Chart and figure data:
-- BEGIN --
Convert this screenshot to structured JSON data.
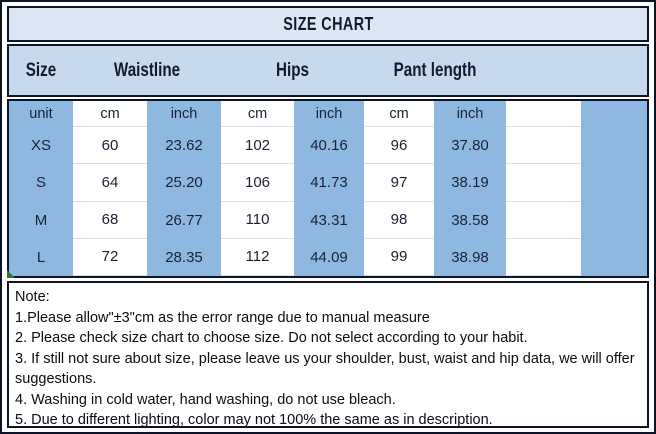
{
  "title": "SIZE CHART",
  "table": {
    "headers": {
      "size": "Size",
      "waistline": "Waistline",
      "hips": "Hips",
      "pant_length": "Pant length"
    },
    "unit_row": {
      "label": "unit",
      "waist_cm": "cm",
      "waist_in": "inch",
      "hips_cm": "cm",
      "hips_in": "inch",
      "len_cm": "cm",
      "len_in": "inch"
    },
    "rows": [
      {
        "size": "XS",
        "waist_cm": "60",
        "waist_in": "23.62",
        "hips_cm": "102",
        "hips_in": "40.16",
        "len_cm": "96",
        "len_in": "37.80"
      },
      {
        "size": "S",
        "waist_cm": "64",
        "waist_in": "25.20",
        "hips_cm": "106",
        "hips_in": "41.73",
        "len_cm": "97",
        "len_in": "38.19"
      },
      {
        "size": "M",
        "waist_cm": "68",
        "waist_in": "26.77",
        "hips_cm": "110",
        "hips_in": "43.31",
        "len_cm": "98",
        "len_in": "38.58"
      },
      {
        "size": "L",
        "waist_cm": "72",
        "waist_in": "28.35",
        "hips_cm": "112",
        "hips_in": "44.09",
        "len_cm": "99",
        "len_in": "38.98"
      }
    ]
  },
  "notes": {
    "label": "Note:",
    "items": [
      "1.Please allow\"±3\"cm as the error range due to manual measure",
      "2. Please check size chart to choose size. Do not select according to your habit.",
      "3. If still not sure about size, please leave us your shoulder, bust, waist and hip data, we will offer suggestions.",
      "4. Washing in cold water, hand washing, do not use bleach.",
      "5. Due to different lighting, color may not 100% the same as in description."
    ]
  },
  "chart_data": {
    "type": "table",
    "title": "SIZE CHART",
    "columns": [
      "Size",
      "Waistline cm",
      "Waistline inch",
      "Hips cm",
      "Hips inch",
      "Pant length cm",
      "Pant length inch"
    ],
    "rows": [
      [
        "XS",
        60,
        23.62,
        102,
        40.16,
        96,
        37.8
      ],
      [
        "S",
        64,
        25.2,
        106,
        41.73,
        97,
        38.19
      ],
      [
        "M",
        68,
        26.77,
        110,
        43.31,
        98,
        38.58
      ],
      [
        "L",
        72,
        28.35,
        112,
        44.09,
        99,
        38.98
      ]
    ]
  },
  "colors": {
    "title_bg": "#dbe8f4",
    "header_bg": "#c7d9eb",
    "column_blue": "#8fb8e0",
    "border": "#0c1426"
  }
}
-- END --
- Set exercise
Pictures are excluded; output everything else in the data verbatim.

- Complete answer
Convert this screenshot to structured JSON data.
{
  "title": "SIZE CHART",
  "table": {
    "headers": {
      "size": "Size",
      "waistline": "Waistline",
      "hips": "Hips",
      "pant_length": "Pant length"
    },
    "unit_row": {
      "label": "unit",
      "waist_cm": "cm",
      "waist_in": "inch",
      "hips_cm": "cm",
      "hips_in": "inch",
      "len_cm": "cm",
      "len_in": "inch"
    },
    "rows": [
      {
        "size": "XS",
        "waist_cm": "60",
        "waist_in": "23.62",
        "hips_cm": "102",
        "hips_in": "40.16",
        "len_cm": "96",
        "len_in": "37.80"
      },
      {
        "size": "S",
        "waist_cm": "64",
        "waist_in": "25.20",
        "hips_cm": "106",
        "hips_in": "41.73",
        "len_cm": "97",
        "len_in": "38.19"
      },
      {
        "size": "M",
        "waist_cm": "68",
        "waist_in": "26.77",
        "hips_cm": "110",
        "hips_in": "43.31",
        "len_cm": "98",
        "len_in": "38.58"
      },
      {
        "size": "L",
        "waist_cm": "72",
        "waist_in": "28.35",
        "hips_cm": "112",
        "hips_in": "44.09",
        "len_cm": "99",
        "len_in": "38.98"
      }
    ]
  },
  "notes": {
    "label": "Note:",
    "items": [
      "1.Please allow\"±3\"cm as the error range due to manual measure",
      "2. Please check size chart to choose size. Do not select according to your habit.",
      "3. If still not sure about size, please leave us your shoulder, bust, waist and hip data, we will offer suggestions.",
      "4. Washing in cold water, hand washing, do not use bleach.",
      "5. Due to different lighting, color may not 100% the same as in description."
    ]
  },
  "chart_data": {
    "type": "table",
    "title": "SIZE CHART",
    "columns": [
      "Size",
      "Waistline cm",
      "Waistline inch",
      "Hips cm",
      "Hips inch",
      "Pant length cm",
      "Pant length inch"
    ],
    "rows": [
      [
        "XS",
        60,
        23.62,
        102,
        40.16,
        96,
        37.8
      ],
      [
        "S",
        64,
        25.2,
        106,
        41.73,
        97,
        38.19
      ],
      [
        "M",
        68,
        26.77,
        110,
        43.31,
        98,
        38.58
      ],
      [
        "L",
        72,
        28.35,
        112,
        44.09,
        99,
        38.98
      ]
    ]
  },
  "colors": {
    "title_bg": "#dbe8f4",
    "header_bg": "#c7d9eb",
    "column_blue": "#8fb8e0",
    "border": "#0c1426"
  }
}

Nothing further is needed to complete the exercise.